## start Exercise materials

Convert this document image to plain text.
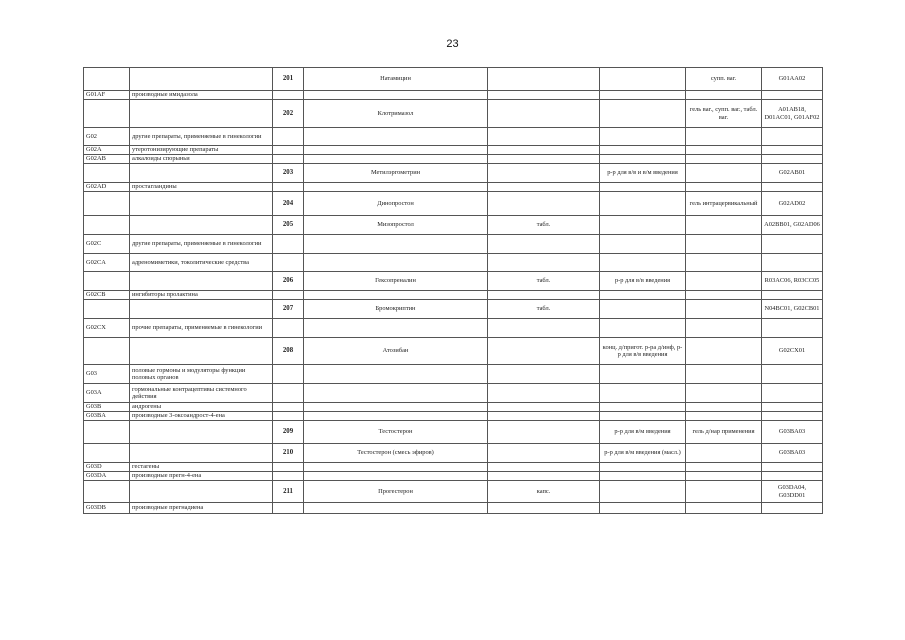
23
		201	Натамицин			супп. ваг.	G01AA02
G01AF	производные имидазола						
		202	Клотримазол			гель ваг., супп. ваг., табл. ваг.	A01AB18, D01AC01, G01AF02
G02	другие препараты, применяемые в гинекологии						
G02A	утеротонизирующие препараты						
G02AB	алкалоиды спорыньи						
		203	Метилэргометрин		р-р для в/в и в/м введения		G02AB01
G02AD	простагландины						
		204	Динопростон			гель интрацервикальный	G02AD02
		205	Мизопростол	табл.			A02BB01, G02AD06
G02C	другие препараты, применяемые в гинекологии						
G02CA	адреномиметики, токолитические средства						
		206	Гексопреналин	табл.	р-р для в/в введения		R03AC06, R03CC05
G02CB	ингибиторы пролактина						
		207	Бромокриптин	табл.			N04BC01, G02CB01
G02CX	прочие препараты, применяемые в гинекологии						
		208	Атозибан		конц. д/пригот. р-ра д/инф, р-р для в/в введения		G02CX01
G03	половые гормоны и модуляторы функции половых органов						
G03A	гормональные контрацептивы системного действия						
G03B	андрогены						
G03BA	производные 3-оксоандрост-4-ена						
		209	Тестостерон		р-р для в/м введения	гель д/нар применения	G03BA03
		210	Тестостерон (смесь эфиров)		р-р для в/м введения (масл.)		G03BA03
G03D	гестагены						
G03DA	производные прегн-4-ена						
		211	Прогестерон	капс.			G03DA04, G03DD01
G03DB	производные прегнадиена						
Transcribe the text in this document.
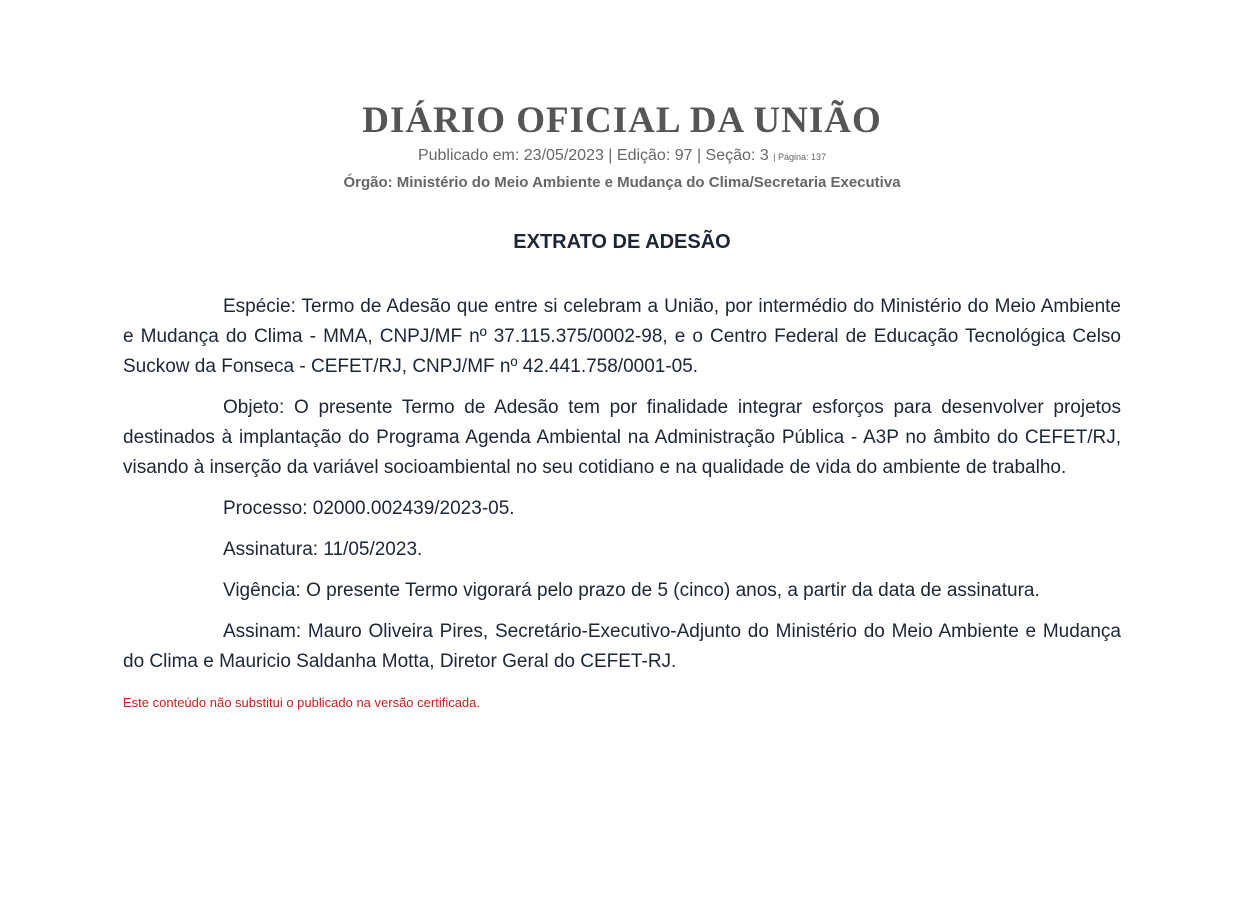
DIÁRIO OFICIAL DA UNIÃO
Publicado em: 23/05/2023 | Edição: 97 | Seção: 3 | Página: 137
Órgão: Ministério do Meio Ambiente e Mudança do Clima/Secretaria Executiva
EXTRATO DE ADESÃO

Espécie: Termo de Adesão que entre si celebram a União, por intermédio do Ministério do Meio Ambiente e Mudança do Clima - MMA, CNPJ/MF nº 37.115.375/0002-98, e o Centro Federal de Educação Tecnológica Celso Suckow da Fonseca - CEFET/RJ, CNPJ/MF nº 42.441.758/0001-05.

Objeto: O presente Termo de Adesão tem por finalidade integrar esforços para desenvolver projetos destinados à implantação do Programa Agenda Ambiental na Administração Pública - A3P no âmbito do CEFET/RJ, visando à inserção da variável socioambiental no seu cotidiano e na qualidade de vida do ambiente de trabalho.

Processo: 02000.002439/2023-05.

Assinatura: 11/05/2023.

Vigência: O presente Termo vigorará pelo prazo de 5 (cinco) anos, a partir da data de assinatura.

Assinam: Mauro Oliveira Pires, Secretário-Executivo-Adjunto do Ministério do Meio Ambiente e Mudança do Clima e Mauricio Saldanha Motta, Diretor Geral do CEFET-RJ.

Este conteúdo não substitui o publicado na versão certificada.
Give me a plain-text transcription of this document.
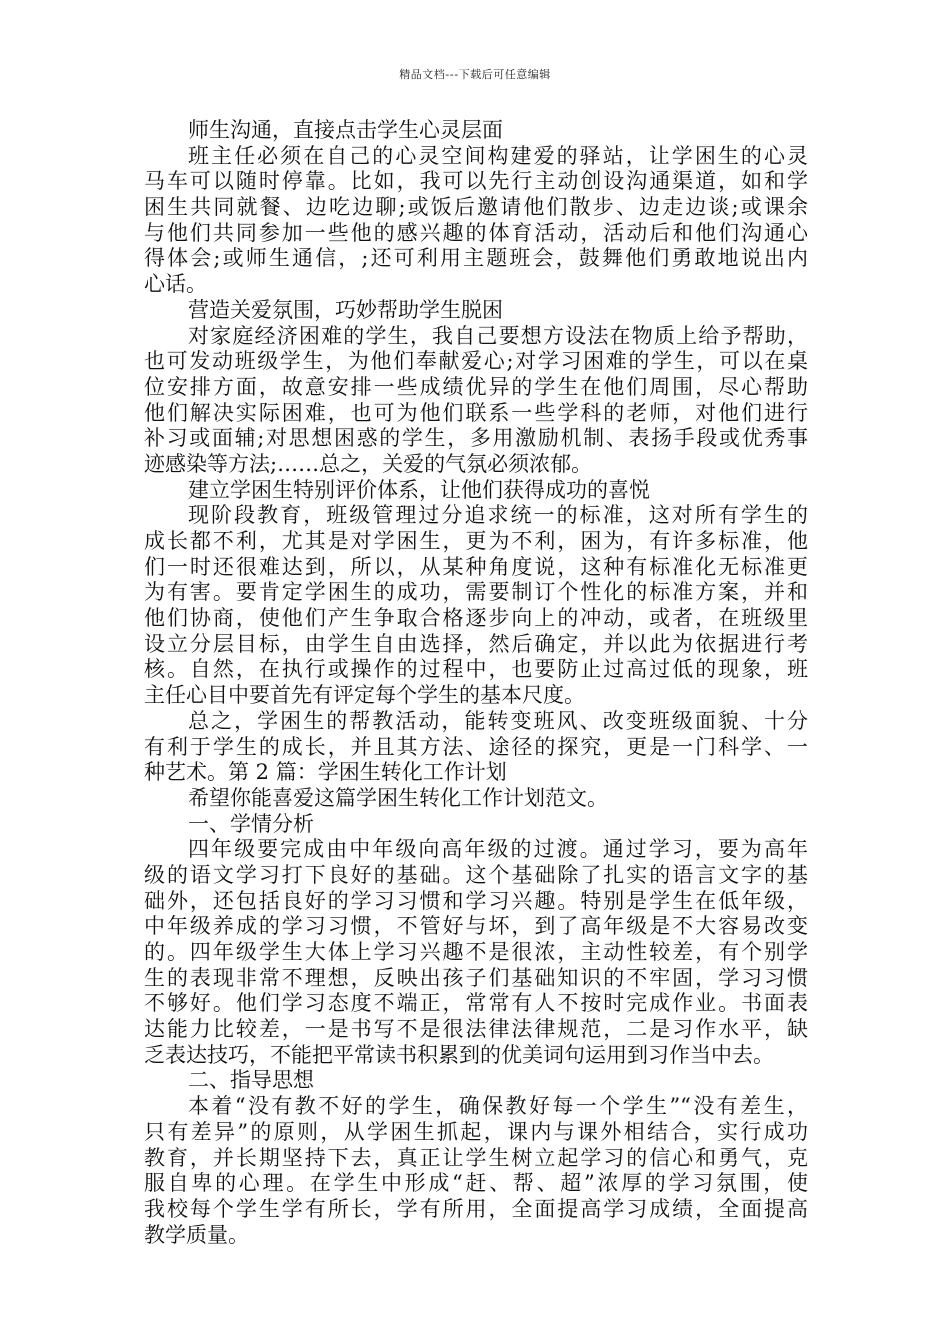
精品文档---下载后可任意编辑
师生沟通，直接点击学生心灵层面
班主任必须在自己的心灵空间构建爱的驿站，让学困生的心灵
马车可以随时停靠。比如，我可以先行主动创设沟通渠道，如和学
困生共同就餐、边吃边聊;或饭后邀请他们散步、边走边谈;或课余
与他们共同参加一些他的感兴趣的体育活动，活动后和他们沟通心
得体会;或师生通信，;还可利用主题班会，鼓舞他们勇敢地说出内
心话。
营造关爱氛围，巧妙帮助学生脱困
对家庭经济困难的学生，我自己要想方设法在物质上给予帮助，
也可发动班级学生，为他们奉献爱心;对学习困难的学生，可以在桌
位安排方面，故意安排一些成绩优异的学生在他们周围，尽心帮助
他们解决实际困难，也可为他们联系一些学科的老师，对他们进行
补习或面辅;对思想困惑的学生，多用激励机制、表扬手段或优秀事
迹感染等方法;……总之，关爱的气氛必须浓郁。
建立学困生特别评价体系，让他们获得成功的喜悦
现阶段教育，班级管理过分追求统一的标准，这对所有学生的
成长都不利，尤其是对学困生，更为不利，困为，有许多标准，他
们一时还很难达到，所以，从某种角度说，这种有标准化无标准更
为有害。要肯定学困生的成功，需要制订个性化的标准方案，并和
他们协商，使他们产生争取合格逐步向上的冲动，或者，在班级里
设立分层目标，由学生自由选择，然后确定，并以此为依据进行考
核。自然，在执行或操作的过程中，也要防止过高过低的现象，班
主任心目中要首先有评定每个学生的基本尺度。
总之，学困生的帮教活动，能转变班风、改变班级面貌、十分
有利于学生的成长，并且其方法、途径的探究，更是一门科学、一
种艺术。第 2 篇：学困生转化工作计划
希望你能喜爱这篇学困生转化工作计划范文。
一、学情分析
四年级要完成由中年级向高年级的过渡。通过学习，要为高年
级的语文学习打下良好的基础。这个基础除了扎实的语言文字的基
础外，还包括良好的学习习惯和学习兴趣。特别是学生在低年级，
中年级养成的学习习惯，不管好与坏，到了高年级是不大容易改变
的。四年级学生大体上学习兴趣不是很浓，主动性较差，有个别学
生的表现非常不理想，反映出孩子们基础知识的不牢固，学习习惯
不够好。他们学习态度不端正，常常有人不按时完成作业。书面表
达能力比较差，一是书写不是很法律法律规范，二是习作水平，缺
乏表达技巧，不能把平常读书积累到的优美词句运用到习作当中去。
二、指导思想
本着“没有教不好的学生，确保教好每一个学生”“没有差生，
只有差异”的原则，从学困生抓起，课内与课外相结合，实行成功
教育，并长期坚持下去，真正让学生树立起学习的信心和勇气，克
服自卑的心理。在学生中形成“赶、帮、超”浓厚的学习氛围，使
我校每个学生学有所长，学有所用，全面提高学习成绩，全面提高
教学质量。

## end Exercise materials

■ Exercise requirements ■
Omit the pictures and restate the rest of the records verbatim.

■ Complete answer ■
Convert this document image to plain text.
23
		201	Натамицин			супп. ваг.	G01AA02
G01AF	производные имидазола						
		202	Клотримазол			гель ваг., супп. ваг., табл. ваг.	A01AB18, D01AC01, G01AF02
G02	другие препараты, применяемые в гинекологии						
G02A	утеротонизирующие препараты						
G02AB	алкалоиды спорыньи						
		203	Метилэргометрин		р-р для в/в и в/м введения		G02AB01
G02AD	простагландины						
		204	Динопростон			гель интрацервикальный	G02AD02
		205	Мизопростол	табл.			A02BB01, G02AD06
G02C	другие препараты, применяемые в гинекологии						
G02CA	адреномиметики, токолитические средства						
		206	Гексопреналин	табл.	р-р для в/в введения		R03AC06, R03CC05
G02CB	ингибиторы пролактина						
		207	Бромокриптин	табл.			N04BC01, G02CB01
G02CX	прочие препараты, применяемые в гинекологии						
		208	Атозибан		конц. д/пригот. р-ра д/инф, р-р для в/в введения		G02CX01
G03	половые гормоны и модуляторы функции половых органов						
G03A	гормональные контрацептивы системного действия						
G03B	андрогены						
G03BA	производные 3-оксоандрост-4-ена						
		209	Тестостерон		р-р для в/м введения	гель д/нар применения	G03BA03
		210	Тестостерон (смесь эфиров)		р-р для в/м введения (масл.)		G03BA03
G03D	гестагены						
G03DA	производные прегн-4-ена						
		211	Прогестерон	капс.			G03DA04, G03DD01
G03DB	производные прегнадиена						
Transcribe the text in this document.
DIÁRIO OFICIAL DA UNIÃO
Publicado em: 23/05/2023 | Edição: 97 | Seção: 3 | Página: 137
Órgão: Ministério do Meio Ambiente e Mudança do Clima/Secretaria Executiva
EXTRATO DE ADESÃO

Espécie: Termo de Adesão que entre si celebram a União, por intermédio do Ministério do Meio Ambiente e Mudança do Clima - MMA, CNPJ/MF nº 37.115.375/0002-98, e o Centro Federal de Educação Tecnológica Celso Suckow da Fonseca - CEFET/RJ, CNPJ/MF nº 42.441.758/0001-05.

Objeto: O presente Termo de Adesão tem por finalidade integrar esforços para desenvolver projetos destinados à implantação do Programa Agenda Ambiental na Administração Pública - A3P no âmbito do CEFET/RJ, visando à inserção da variável socioambiental no seu cotidiano e na qualidade de vida do ambiente de trabalho.

Processo: 02000.002439/2023-05.

Assinatura: 11/05/2023.

Vigência: O presente Termo vigorará pelo prazo de 5 (cinco) anos, a partir da data de assinatura.

Assinam: Mauro Oliveira Pires, Secretário-Executivo-Adjunto do Ministério do Meio Ambiente e Mudança do Clima e Mauricio Saldanha Motta, Diretor Geral do CEFET-RJ.

Este conteúdo não substitui o publicado na versão certificada.
Give me a plain-text transcription of this document.
精品文档---下载后可任意编辑
师生沟通，直接点击学生心灵层面
班主任必须在自己的心灵空间构建爱的驿站，让学困生的心灵
马车可以随时停靠。比如，我可以先行主动创设沟通渠道，如和学
困生共同就餐、边吃边聊;或饭后邀请他们散步、边走边谈;或课余
与他们共同参加一些他的感兴趣的体育活动，活动后和他们沟通心
得体会;或师生通信，;还可利用主题班会，鼓舞他们勇敢地说出内
心话。
营造关爱氛围，巧妙帮助学生脱困
对家庭经济困难的学生，我自己要想方设法在物质上给予帮助，
也可发动班级学生，为他们奉献爱心;对学习困难的学生，可以在桌
位安排方面，故意安排一些成绩优异的学生在他们周围，尽心帮助
他们解决实际困难，也可为他们联系一些学科的老师，对他们进行
补习或面辅;对思想困惑的学生，多用激励机制、表扬手段或优秀事
迹感染等方法;……总之，关爱的气氛必须浓郁。
建立学困生特别评价体系，让他们获得成功的喜悦
现阶段教育，班级管理过分追求统一的标准，这对所有学生的
成长都不利，尤其是对学困生，更为不利，困为，有许多标准，他
们一时还很难达到，所以，从某种角度说，这种有标准化无标准更
为有害。要肯定学困生的成功，需要制订个性化的标准方案，并和
他们协商，使他们产生争取合格逐步向上的冲动，或者，在班级里
设立分层目标，由学生自由选择，然后确定，并以此为依据进行考
核。自然，在执行或操作的过程中，也要防止过高过低的现象，班
主任心目中要首先有评定每个学生的基本尺度。
总之，学困生的帮教活动，能转变班风、改变班级面貌、十分
有利于学生的成长，并且其方法、途径的探究，更是一门科学、一
种艺术。第 2 篇：学困生转化工作计划
希望你能喜爱这篇学困生转化工作计划范文。
一、学情分析
四年级要完成由中年级向高年级的过渡。通过学习，要为高年
级的语文学习打下良好的基础。这个基础除了扎实的语言文字的基
础外，还包括良好的学习习惯和学习兴趣。特别是学生在低年级，
中年级养成的学习习惯，不管好与坏，到了高年级是不大容易改变
的。四年级学生大体上学习兴趣不是很浓，主动性较差，有个别学
生的表现非常不理想，反映出孩子们基础知识的不牢固，学习习惯
不够好。他们学习态度不端正，常常有人不按时完成作业。书面表
达能力比较差，一是书写不是很法律法律规范，二是习作水平，缺
乏表达技巧，不能把平常读书积累到的优美词句运用到习作当中去。
二、指导思想
本着“没有教不好的学生，确保教好每一个学生”“没有差生，
只有差异”的原则，从学困生抓起，课内与课外相结合，实行成功
教育，并长期坚持下去，真正让学生树立起学习的信心和勇气，克
服自卑的心理。在学生中形成“赶、帮、超”浓厚的学习氛围，使
我校每个学生学有所长，学有所用，全面提高学习成绩，全面提高
教学质量。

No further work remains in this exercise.